▶ **Zadania do wykonania**:
1. Proszę odpowiedzieć krótko na pytania dotyczące podanego tekstu:
(a) Jaki adres IP widnieje w podanym tekście?
(b) Ile razy dziennie w sezonie autor dojeżdża do gołębnika rozpłodowego?
(c) Czym autor uzasadnia, że robienie zegarów równocześnie z wkładaniem gołębi na lot jest dla niego chore?
2. Przepisz z listingu wiersze, zaczynając od wiersza z „row-label-line: 意见 <box>191 914 226 935</box>” i kończąc na wierszu z „row-label-line: 单位 <box>191 866 226 887</box>”. Zamień w nich „signer-label” na „signatory-label”, a resztę pozostaw bez zmian.

▶ **Podany tekst**:
==========
Potwierdzasz , że poza czubkiem własnego nosa niewiele dostrzegasz ... Sukcesów życzę ...

nismo
IP:185.46.169.82

2017-09-30 07:24:54
flower101
na samym początku napisałem ze dziś powinno się zgrywać zegary...
flower101 każdy ma swoje odczucia dla ciebie moja propozycja jest chamstwem a dla mnie twoja opinia pod mim adresem jest chamstwem dlaczego? bo nie widzisz głębszej treści w tym co napisałem ja nie mam wpływu na to jak daleko ktoś ma jeździć i tej drogi mu nie skrócę ale czy dziś czy za tydzień trzeba tam dojechać robienie zegarów równocześnie z wkładaniem gołębi na lot...dla mnie chore bo czym większe zamotanie tym łatwiej o kombinacje. Jeśli tak chce to niech namawia swoich delegatów w oddziale a resztę polski zostawi w spokoju ja również mieszkam w innej miejscowości i dojeżdżam kilka kilometrów na zegary ba dwa razy dziennie dojeżdżam kilka kilometrów do gołębnika rozpłodowego w sezonie by nakarmić ptaki dopiero jak je rozdzielę zabieram do siebie, a teraz wytłumaczę dokładniej chodzi o to że jednostka mówi skoro ja mam źle to niech inni też mają... dla mnie tak nie powinno być i podpowiedziałem rozwiązanie a ty co podpowiedziałeś? nic!
==========
▶ **Dostarczony materiał**:
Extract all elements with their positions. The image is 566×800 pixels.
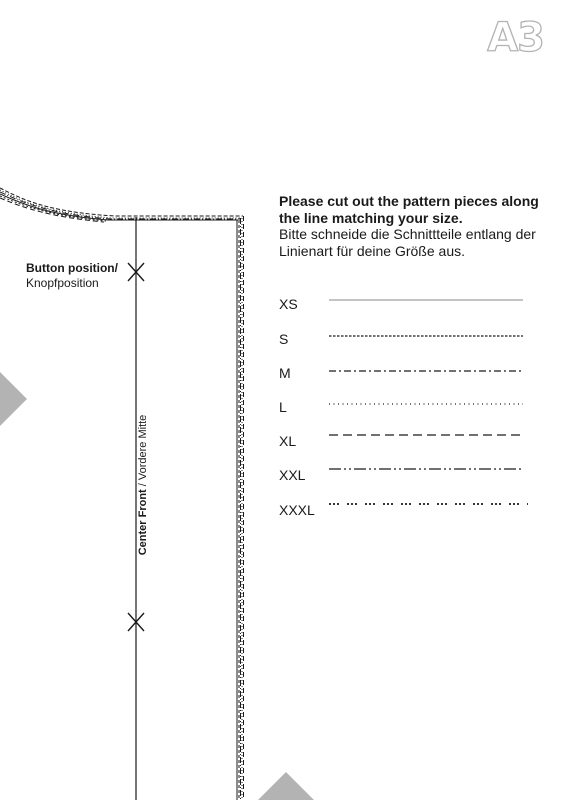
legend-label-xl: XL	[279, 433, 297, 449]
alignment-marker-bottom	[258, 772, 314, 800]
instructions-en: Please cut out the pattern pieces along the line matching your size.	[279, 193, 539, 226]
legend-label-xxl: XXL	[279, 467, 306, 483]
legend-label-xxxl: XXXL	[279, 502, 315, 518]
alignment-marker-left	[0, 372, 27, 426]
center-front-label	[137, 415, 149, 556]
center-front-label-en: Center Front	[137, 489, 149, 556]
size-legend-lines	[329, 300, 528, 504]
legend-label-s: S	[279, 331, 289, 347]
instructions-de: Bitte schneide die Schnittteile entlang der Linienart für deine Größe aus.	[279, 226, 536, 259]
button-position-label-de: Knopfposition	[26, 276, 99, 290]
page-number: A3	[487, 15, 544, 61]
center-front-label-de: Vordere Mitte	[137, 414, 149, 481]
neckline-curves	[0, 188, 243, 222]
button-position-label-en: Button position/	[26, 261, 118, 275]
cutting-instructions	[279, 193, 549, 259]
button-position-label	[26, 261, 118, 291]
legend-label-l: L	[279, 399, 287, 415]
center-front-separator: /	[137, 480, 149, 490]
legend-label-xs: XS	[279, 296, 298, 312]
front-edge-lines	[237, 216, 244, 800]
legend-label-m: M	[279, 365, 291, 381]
==========
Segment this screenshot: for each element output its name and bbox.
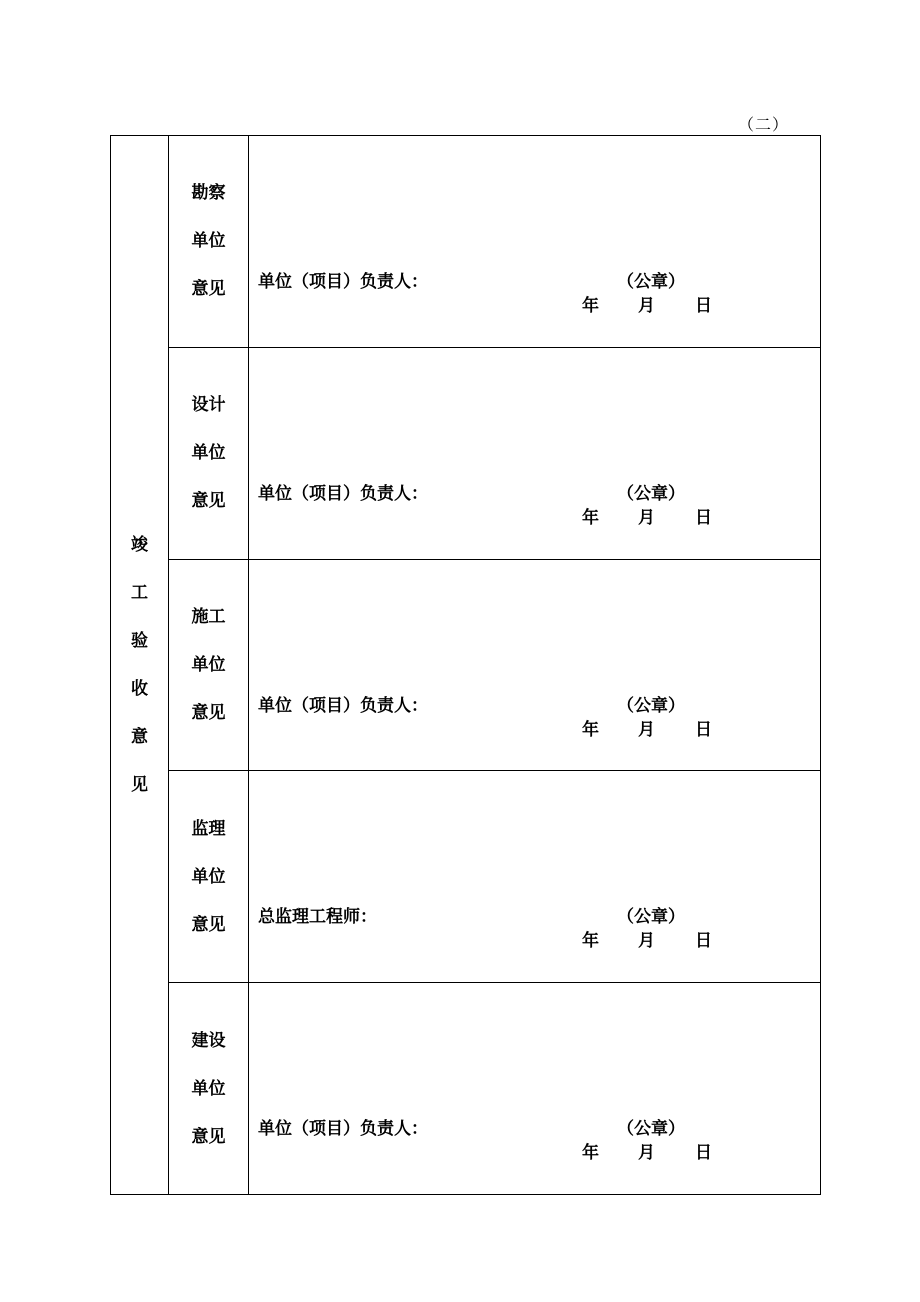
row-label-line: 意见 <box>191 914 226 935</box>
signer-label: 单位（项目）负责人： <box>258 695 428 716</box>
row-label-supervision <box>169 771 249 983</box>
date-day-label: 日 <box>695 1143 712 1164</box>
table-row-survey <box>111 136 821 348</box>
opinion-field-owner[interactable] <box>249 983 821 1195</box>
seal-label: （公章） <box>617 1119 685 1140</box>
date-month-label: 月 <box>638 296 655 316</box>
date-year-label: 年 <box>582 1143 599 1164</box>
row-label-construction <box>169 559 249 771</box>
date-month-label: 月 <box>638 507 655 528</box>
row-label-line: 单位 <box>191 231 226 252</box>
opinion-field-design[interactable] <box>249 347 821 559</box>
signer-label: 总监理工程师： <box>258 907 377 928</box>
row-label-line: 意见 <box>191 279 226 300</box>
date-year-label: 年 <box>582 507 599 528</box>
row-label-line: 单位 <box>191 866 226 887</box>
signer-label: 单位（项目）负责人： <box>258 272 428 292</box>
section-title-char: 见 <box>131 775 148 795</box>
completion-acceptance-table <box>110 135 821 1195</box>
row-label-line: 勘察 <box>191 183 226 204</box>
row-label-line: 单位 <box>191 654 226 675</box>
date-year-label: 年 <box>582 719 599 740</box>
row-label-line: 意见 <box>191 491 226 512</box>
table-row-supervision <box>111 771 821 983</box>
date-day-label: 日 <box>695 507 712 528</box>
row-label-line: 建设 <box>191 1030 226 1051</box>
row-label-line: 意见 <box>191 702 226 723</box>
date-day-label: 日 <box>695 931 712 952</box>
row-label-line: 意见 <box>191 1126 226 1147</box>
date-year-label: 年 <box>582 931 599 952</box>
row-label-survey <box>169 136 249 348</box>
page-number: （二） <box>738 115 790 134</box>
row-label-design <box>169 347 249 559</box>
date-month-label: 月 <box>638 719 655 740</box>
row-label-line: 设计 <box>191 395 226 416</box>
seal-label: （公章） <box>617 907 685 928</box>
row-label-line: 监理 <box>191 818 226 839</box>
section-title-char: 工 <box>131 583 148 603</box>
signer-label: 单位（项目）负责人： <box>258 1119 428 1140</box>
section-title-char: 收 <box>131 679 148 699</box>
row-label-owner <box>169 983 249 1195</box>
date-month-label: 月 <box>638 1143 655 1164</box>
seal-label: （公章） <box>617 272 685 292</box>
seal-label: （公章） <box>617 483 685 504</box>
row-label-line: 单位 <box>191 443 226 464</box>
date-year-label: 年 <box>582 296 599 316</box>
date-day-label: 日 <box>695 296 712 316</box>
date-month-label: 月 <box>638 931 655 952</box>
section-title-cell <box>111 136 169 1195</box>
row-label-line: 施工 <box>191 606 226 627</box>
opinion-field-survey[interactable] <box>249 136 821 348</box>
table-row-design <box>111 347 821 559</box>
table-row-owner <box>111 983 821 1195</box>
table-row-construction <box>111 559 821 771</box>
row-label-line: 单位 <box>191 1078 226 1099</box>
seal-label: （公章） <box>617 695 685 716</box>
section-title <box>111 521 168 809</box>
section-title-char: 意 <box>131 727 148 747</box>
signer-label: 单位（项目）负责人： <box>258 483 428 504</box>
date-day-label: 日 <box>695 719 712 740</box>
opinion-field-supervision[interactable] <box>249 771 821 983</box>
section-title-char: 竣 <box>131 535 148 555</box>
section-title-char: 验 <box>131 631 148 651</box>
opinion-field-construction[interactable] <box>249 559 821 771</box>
==========
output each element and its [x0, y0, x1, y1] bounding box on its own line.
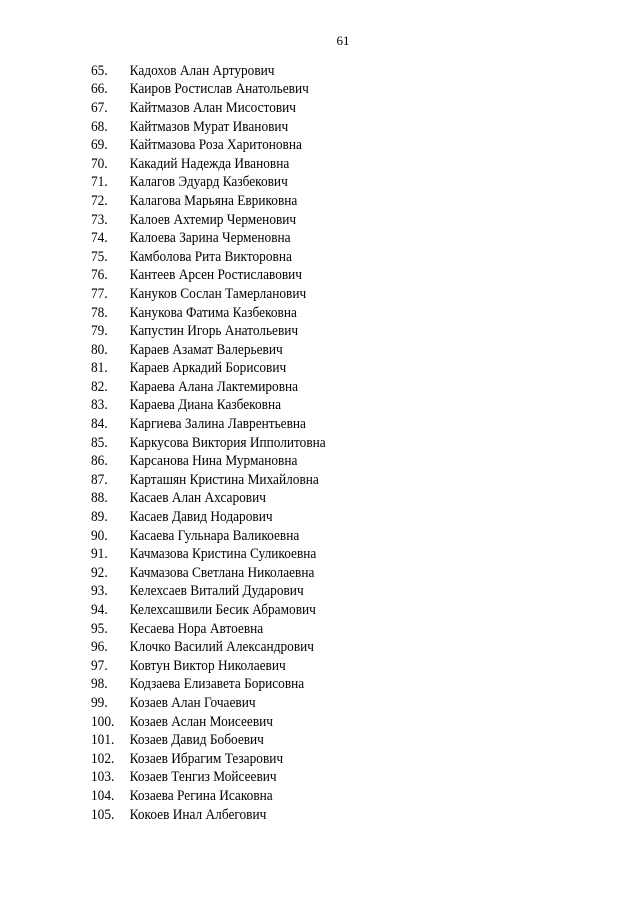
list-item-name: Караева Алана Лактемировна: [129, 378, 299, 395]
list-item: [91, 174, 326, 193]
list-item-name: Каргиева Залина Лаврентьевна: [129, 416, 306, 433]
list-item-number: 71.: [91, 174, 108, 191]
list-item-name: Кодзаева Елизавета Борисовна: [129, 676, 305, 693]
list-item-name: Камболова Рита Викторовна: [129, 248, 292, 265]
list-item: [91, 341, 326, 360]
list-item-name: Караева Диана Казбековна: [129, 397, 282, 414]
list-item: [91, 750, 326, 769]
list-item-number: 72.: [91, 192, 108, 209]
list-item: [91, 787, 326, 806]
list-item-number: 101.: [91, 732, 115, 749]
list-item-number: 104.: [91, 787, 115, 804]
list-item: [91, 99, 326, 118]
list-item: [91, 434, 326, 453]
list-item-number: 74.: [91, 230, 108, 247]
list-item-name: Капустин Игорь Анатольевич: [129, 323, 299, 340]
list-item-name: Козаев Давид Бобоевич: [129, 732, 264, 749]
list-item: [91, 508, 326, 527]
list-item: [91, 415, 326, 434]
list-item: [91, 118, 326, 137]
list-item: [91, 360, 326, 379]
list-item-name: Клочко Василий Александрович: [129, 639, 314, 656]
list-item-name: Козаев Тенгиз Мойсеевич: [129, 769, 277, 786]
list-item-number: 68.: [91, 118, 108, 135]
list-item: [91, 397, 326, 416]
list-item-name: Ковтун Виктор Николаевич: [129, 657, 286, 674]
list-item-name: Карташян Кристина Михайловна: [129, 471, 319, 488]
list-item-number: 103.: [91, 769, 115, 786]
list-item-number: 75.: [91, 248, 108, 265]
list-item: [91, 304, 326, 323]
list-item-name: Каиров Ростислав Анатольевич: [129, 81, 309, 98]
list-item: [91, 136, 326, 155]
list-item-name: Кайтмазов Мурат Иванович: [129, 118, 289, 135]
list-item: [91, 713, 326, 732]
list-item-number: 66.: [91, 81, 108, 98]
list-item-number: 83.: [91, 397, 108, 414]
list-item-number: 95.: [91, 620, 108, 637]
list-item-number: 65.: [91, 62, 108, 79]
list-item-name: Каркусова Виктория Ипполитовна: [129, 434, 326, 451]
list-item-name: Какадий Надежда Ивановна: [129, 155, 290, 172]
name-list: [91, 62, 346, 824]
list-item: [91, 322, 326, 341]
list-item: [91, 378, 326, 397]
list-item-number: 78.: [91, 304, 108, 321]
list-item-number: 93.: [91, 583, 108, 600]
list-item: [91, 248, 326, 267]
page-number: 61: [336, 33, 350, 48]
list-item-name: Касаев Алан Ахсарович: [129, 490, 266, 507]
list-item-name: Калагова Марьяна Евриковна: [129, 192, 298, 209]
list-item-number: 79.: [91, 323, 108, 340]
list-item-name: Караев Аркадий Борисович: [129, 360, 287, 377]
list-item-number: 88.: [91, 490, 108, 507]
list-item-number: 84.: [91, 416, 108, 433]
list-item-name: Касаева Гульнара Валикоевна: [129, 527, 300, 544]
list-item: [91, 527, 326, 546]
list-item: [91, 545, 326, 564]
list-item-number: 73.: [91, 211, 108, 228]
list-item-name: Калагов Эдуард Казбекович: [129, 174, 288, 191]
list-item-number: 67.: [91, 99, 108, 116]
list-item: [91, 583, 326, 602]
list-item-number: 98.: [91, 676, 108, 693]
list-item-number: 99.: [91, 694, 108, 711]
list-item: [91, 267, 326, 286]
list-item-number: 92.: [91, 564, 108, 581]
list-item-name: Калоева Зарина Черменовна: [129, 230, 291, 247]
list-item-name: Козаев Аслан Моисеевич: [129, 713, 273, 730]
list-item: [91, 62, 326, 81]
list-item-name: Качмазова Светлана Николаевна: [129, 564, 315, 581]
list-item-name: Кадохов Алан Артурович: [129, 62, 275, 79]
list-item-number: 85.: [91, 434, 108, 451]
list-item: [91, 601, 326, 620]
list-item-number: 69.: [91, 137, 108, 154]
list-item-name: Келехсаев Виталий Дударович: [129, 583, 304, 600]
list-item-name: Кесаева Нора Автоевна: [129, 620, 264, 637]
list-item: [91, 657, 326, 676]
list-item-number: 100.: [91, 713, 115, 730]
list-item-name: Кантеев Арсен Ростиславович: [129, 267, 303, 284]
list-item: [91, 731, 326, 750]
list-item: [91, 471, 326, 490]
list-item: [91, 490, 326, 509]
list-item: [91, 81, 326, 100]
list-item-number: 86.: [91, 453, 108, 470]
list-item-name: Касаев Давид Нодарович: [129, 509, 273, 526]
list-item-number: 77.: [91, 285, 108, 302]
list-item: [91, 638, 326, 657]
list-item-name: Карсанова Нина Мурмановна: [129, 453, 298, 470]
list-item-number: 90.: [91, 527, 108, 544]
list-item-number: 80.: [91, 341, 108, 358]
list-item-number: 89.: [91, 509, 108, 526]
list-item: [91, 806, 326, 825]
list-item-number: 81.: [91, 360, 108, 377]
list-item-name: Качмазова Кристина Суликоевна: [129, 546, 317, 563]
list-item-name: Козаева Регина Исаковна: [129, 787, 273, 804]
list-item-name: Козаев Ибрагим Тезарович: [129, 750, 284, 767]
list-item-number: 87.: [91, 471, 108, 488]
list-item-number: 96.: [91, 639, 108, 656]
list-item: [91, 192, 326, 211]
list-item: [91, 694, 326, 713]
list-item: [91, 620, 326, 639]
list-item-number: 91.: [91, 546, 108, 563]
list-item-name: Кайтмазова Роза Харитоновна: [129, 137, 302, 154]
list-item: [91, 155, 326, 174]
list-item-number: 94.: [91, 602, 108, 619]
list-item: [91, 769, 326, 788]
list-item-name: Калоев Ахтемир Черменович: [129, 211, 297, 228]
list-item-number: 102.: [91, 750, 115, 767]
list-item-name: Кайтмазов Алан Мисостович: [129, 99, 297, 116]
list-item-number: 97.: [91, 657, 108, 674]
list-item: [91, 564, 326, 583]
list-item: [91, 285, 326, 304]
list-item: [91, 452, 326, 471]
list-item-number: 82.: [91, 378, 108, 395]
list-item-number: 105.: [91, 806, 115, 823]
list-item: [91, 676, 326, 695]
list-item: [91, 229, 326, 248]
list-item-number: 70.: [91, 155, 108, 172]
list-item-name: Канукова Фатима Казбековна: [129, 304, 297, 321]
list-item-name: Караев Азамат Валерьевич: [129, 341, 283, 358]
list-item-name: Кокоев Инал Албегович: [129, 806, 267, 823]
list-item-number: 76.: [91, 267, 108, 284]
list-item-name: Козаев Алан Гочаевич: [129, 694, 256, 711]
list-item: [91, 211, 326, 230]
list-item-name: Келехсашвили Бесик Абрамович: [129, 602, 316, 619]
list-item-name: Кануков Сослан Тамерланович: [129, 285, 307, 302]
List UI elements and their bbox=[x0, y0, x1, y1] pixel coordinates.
==========
▶ **Rozwiązania poniżej**:
1.
(a) 185.46.169.82
(b) Dwa razy dziennie.
(c) Tym, że im większe zamotanie, tym łatwiej o kombinacje.

2.
row-label-line: 意见 <box>191 914 226 935</box>
signatory-label: 单位（项目）负责人： <box>258 695 428 716</box>
row-label-supervision <box>169 771 249 983</box>
date-day-label: 日 <box>695 1143 712 1164</box>
table-row-survey <box>111 136 821 348</box>
opinion-field-owner[interactable] <box>249 983 821 1195</box>
seal-label: （公章） <box>617 1119 685 1140</box>
date-month-label: 月 <box>638 296 655 316</box>
date-year-label: 年 <box>582 1143 599 1164</box>
row-label-construction <box>169 559 249 771</box>
date-month-label: 月 <box>638 507 655 528</box>
row-label-line: 单位 <box>191 231 226 252</box>
opinion-field-design[interactable] <box>249 347 821 559</box>
signatory-label: 总监理工程师： <box>258 907 377 928</box>
row-label-line: 意见 <box>191 279 226 300</box>
date-year-label: 年 <box>582 507 599 528</box>
row-label-line: 单位 <box>191 866 226 887</box>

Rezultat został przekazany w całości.